Stated problem:
Your answer should be one number: how many lines of the records hold the string "ноября".

Extracted entries:
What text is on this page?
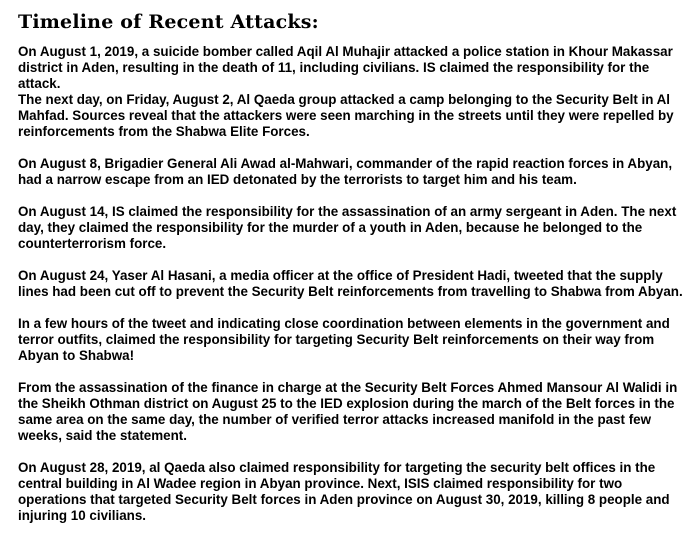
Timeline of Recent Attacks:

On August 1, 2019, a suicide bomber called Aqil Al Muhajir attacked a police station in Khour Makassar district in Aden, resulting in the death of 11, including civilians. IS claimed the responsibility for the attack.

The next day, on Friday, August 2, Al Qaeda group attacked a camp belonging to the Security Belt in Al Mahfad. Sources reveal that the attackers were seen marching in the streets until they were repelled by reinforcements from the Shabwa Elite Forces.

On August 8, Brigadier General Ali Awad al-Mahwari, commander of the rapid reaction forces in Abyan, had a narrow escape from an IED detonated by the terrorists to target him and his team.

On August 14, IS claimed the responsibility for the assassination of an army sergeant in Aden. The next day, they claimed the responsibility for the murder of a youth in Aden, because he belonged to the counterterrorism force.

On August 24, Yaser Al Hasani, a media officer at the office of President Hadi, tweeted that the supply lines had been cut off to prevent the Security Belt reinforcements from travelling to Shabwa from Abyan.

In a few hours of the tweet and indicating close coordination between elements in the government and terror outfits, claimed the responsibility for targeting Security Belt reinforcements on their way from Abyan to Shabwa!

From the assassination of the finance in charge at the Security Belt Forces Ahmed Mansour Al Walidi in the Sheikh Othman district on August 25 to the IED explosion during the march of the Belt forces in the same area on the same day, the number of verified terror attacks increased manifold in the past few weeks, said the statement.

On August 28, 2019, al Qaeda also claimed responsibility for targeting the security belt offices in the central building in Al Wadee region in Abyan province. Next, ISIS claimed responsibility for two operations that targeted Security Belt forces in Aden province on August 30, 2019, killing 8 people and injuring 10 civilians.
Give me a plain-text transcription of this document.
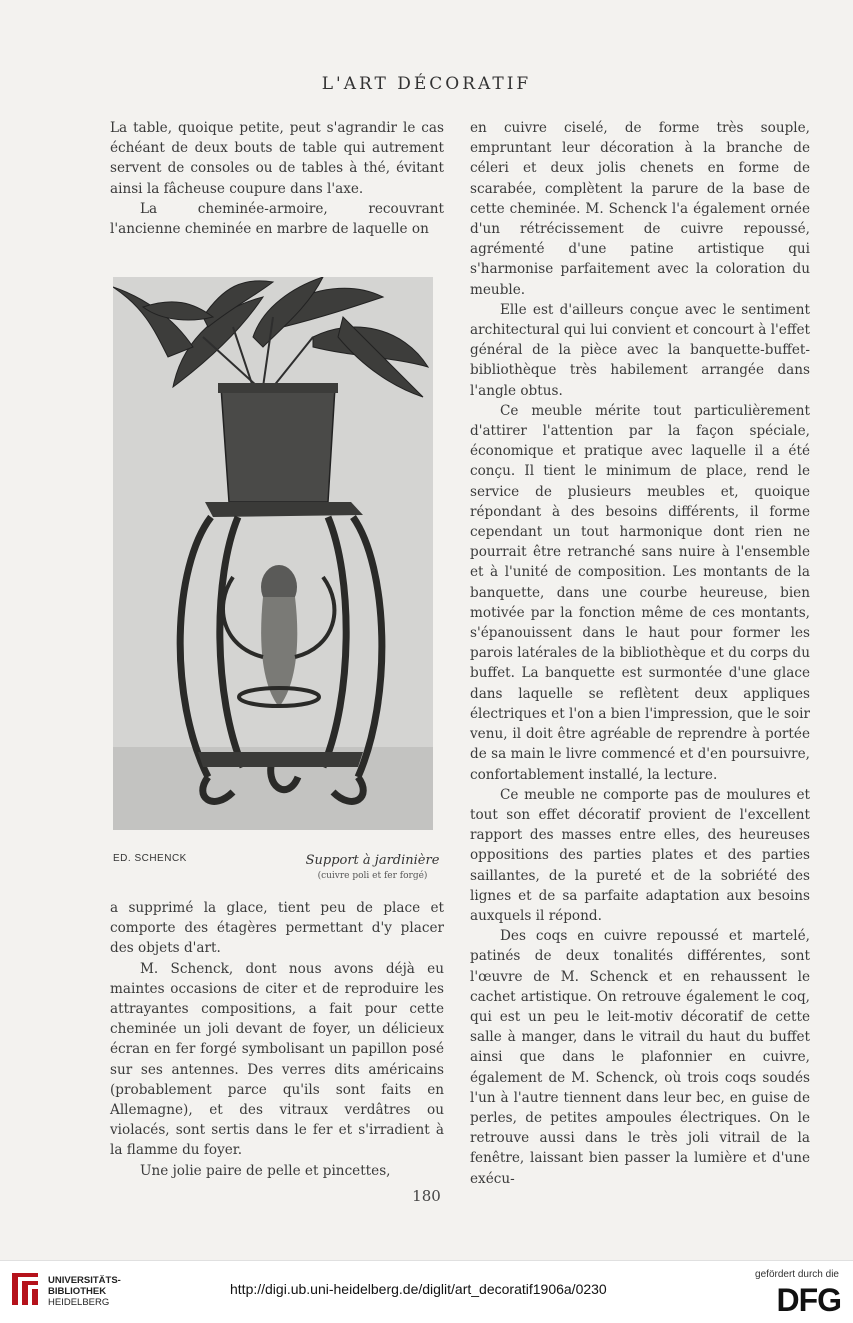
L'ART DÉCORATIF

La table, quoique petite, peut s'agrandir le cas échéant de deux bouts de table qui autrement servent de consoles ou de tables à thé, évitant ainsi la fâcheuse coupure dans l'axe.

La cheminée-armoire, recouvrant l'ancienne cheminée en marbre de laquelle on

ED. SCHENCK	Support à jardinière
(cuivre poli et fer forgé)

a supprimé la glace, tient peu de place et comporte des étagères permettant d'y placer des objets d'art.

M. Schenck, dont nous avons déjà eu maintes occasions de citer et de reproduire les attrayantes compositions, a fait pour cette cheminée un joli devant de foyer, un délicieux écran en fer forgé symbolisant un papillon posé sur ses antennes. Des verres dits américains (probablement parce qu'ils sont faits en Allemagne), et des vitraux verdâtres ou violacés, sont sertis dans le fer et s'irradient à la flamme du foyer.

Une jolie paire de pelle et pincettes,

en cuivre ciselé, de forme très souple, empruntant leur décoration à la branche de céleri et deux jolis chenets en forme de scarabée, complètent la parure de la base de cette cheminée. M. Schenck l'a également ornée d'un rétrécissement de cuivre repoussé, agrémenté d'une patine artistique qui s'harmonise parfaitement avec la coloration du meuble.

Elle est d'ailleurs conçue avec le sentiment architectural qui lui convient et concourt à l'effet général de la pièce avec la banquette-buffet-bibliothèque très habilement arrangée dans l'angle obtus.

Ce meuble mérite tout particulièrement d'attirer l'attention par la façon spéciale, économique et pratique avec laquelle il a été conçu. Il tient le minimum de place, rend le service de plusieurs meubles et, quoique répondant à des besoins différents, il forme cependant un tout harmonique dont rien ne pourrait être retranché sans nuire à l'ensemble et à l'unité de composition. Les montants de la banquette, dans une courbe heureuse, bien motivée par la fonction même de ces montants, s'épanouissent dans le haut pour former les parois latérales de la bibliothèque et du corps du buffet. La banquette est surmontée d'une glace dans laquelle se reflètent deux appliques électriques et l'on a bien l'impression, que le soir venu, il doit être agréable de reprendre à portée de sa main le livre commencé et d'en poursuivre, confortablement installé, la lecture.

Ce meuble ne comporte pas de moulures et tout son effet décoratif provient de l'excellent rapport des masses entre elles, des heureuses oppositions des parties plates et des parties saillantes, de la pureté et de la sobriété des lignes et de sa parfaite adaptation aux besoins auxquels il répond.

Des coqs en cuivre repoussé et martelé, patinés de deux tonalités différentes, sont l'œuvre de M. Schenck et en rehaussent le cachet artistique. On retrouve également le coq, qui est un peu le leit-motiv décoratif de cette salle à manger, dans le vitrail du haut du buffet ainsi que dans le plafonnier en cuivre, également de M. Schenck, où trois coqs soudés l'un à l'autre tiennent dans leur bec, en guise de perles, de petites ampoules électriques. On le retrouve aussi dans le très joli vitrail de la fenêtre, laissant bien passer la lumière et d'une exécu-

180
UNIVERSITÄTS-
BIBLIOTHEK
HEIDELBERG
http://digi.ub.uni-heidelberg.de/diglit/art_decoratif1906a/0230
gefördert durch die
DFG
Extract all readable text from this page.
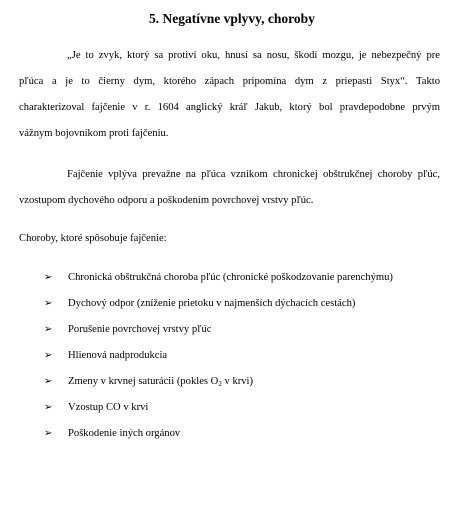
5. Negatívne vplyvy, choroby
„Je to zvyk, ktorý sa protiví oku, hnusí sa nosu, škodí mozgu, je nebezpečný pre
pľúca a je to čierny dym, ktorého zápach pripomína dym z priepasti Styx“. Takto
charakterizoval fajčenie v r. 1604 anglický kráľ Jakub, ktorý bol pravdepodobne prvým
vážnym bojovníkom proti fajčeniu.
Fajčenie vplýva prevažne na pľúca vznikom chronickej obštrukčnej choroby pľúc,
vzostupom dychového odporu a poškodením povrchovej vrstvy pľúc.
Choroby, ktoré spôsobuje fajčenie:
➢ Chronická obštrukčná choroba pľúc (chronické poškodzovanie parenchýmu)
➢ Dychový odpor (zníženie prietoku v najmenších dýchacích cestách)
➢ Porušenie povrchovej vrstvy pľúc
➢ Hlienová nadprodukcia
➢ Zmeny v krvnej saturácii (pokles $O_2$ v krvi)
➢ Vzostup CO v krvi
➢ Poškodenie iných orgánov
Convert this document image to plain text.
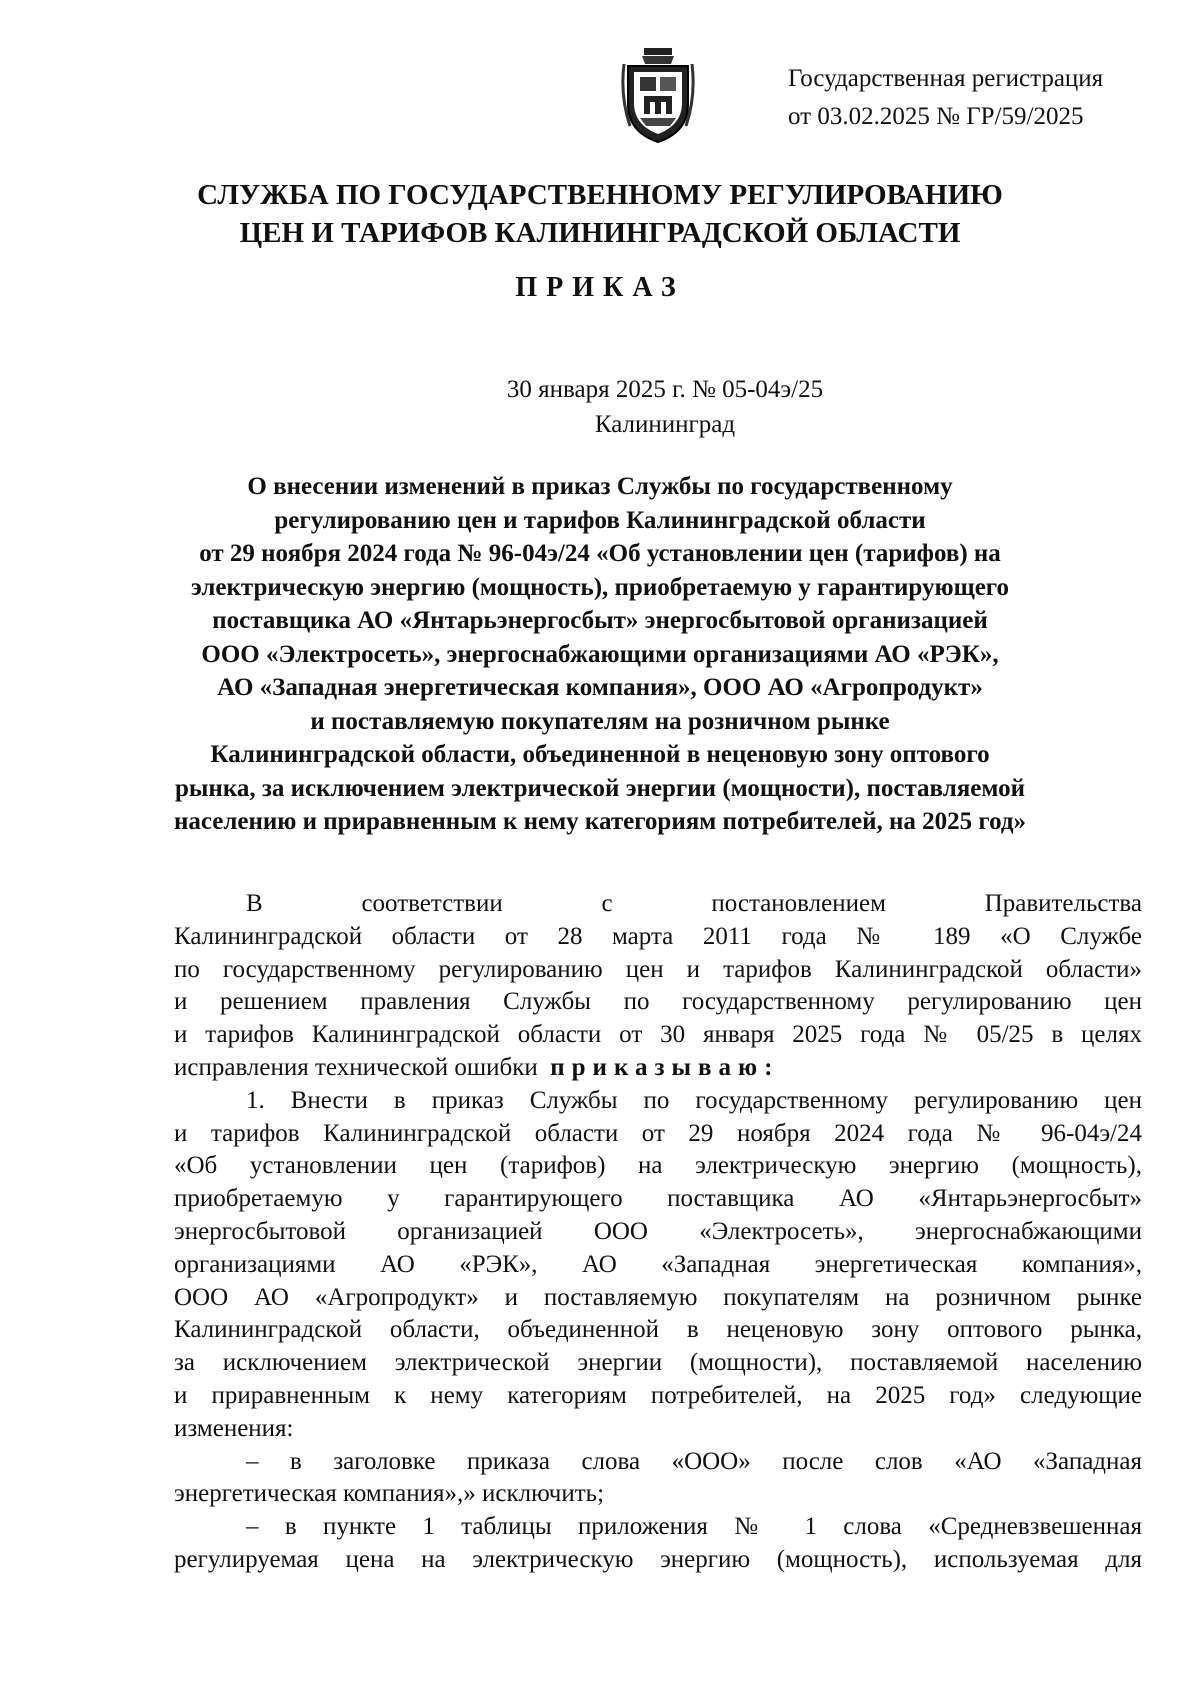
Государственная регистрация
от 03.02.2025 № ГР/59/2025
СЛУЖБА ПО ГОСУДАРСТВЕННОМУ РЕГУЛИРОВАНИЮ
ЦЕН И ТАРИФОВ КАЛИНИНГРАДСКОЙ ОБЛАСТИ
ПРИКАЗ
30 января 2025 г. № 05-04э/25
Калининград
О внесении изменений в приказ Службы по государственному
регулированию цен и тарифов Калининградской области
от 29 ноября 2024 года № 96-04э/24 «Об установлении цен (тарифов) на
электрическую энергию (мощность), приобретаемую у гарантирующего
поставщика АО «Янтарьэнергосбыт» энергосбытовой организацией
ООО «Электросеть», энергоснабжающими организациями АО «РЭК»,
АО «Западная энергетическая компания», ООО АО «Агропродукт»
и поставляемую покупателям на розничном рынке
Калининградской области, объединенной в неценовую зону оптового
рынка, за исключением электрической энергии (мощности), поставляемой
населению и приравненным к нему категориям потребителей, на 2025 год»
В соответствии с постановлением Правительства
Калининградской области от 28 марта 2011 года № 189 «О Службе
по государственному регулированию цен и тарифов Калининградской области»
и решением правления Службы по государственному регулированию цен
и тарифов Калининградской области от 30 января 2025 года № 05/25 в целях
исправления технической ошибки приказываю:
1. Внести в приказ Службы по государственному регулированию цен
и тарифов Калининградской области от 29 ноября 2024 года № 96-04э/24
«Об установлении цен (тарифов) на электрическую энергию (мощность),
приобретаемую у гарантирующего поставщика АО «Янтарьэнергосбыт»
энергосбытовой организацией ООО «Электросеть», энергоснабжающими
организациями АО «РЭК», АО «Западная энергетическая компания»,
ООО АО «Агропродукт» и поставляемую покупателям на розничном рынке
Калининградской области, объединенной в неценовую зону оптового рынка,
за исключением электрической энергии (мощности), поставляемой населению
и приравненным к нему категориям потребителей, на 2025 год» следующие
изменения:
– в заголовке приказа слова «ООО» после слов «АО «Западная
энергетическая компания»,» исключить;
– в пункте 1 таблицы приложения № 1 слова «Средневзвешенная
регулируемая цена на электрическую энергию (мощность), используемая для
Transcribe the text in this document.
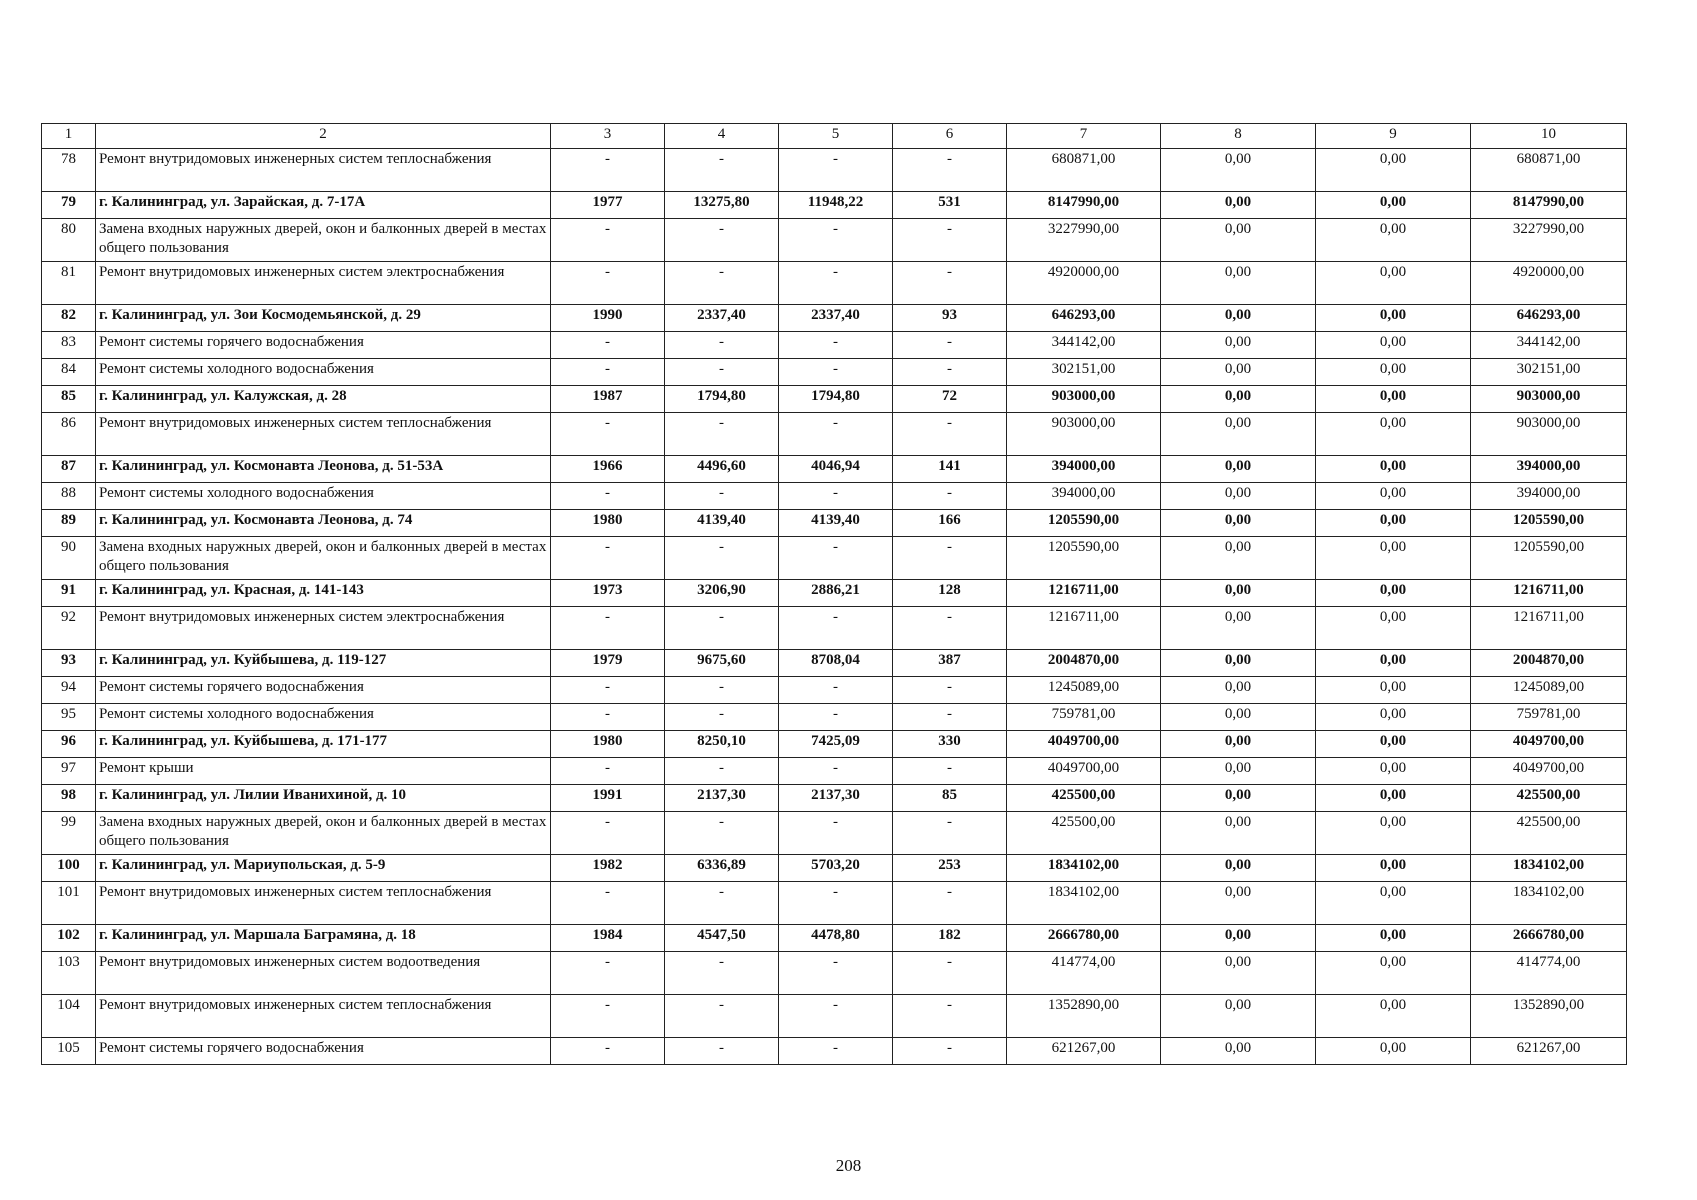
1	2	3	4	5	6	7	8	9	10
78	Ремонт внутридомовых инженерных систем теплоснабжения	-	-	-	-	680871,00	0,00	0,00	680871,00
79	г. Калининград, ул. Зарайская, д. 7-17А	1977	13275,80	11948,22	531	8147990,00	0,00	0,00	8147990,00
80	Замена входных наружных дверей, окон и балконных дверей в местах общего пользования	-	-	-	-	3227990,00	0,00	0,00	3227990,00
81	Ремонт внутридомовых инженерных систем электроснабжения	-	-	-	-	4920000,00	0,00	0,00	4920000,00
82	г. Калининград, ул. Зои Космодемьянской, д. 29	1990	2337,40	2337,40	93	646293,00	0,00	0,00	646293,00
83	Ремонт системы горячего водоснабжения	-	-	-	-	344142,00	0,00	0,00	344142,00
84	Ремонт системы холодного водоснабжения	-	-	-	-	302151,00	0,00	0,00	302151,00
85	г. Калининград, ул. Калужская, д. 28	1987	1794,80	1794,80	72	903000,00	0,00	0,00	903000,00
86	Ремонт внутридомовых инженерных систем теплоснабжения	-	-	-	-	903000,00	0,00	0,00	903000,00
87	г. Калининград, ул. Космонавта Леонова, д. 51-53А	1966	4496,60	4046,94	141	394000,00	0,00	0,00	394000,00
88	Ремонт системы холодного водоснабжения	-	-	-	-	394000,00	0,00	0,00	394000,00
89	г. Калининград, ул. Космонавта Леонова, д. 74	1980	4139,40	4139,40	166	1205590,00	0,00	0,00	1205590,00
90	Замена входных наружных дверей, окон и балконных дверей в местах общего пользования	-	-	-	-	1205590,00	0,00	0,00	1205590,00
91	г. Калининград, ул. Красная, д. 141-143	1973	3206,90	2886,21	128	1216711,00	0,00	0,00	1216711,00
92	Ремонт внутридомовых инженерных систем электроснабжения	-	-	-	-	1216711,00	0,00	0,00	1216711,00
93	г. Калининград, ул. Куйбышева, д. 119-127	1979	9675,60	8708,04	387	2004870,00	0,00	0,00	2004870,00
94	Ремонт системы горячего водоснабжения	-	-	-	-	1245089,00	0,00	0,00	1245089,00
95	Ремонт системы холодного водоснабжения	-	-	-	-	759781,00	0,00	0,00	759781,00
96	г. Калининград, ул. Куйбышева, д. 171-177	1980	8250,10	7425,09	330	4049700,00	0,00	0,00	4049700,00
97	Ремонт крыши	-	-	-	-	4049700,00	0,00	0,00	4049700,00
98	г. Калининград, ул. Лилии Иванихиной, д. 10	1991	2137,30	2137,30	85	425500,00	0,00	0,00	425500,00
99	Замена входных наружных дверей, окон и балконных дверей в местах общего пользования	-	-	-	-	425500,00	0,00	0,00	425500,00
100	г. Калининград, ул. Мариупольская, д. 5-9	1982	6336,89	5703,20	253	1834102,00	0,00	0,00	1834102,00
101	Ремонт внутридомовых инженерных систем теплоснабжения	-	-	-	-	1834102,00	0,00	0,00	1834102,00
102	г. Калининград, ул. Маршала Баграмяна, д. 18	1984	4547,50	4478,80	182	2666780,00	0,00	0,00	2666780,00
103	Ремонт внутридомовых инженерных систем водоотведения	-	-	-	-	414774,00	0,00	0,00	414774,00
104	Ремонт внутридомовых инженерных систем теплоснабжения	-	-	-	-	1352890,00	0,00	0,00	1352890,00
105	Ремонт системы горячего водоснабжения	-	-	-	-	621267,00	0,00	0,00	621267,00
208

Solved exercise:
2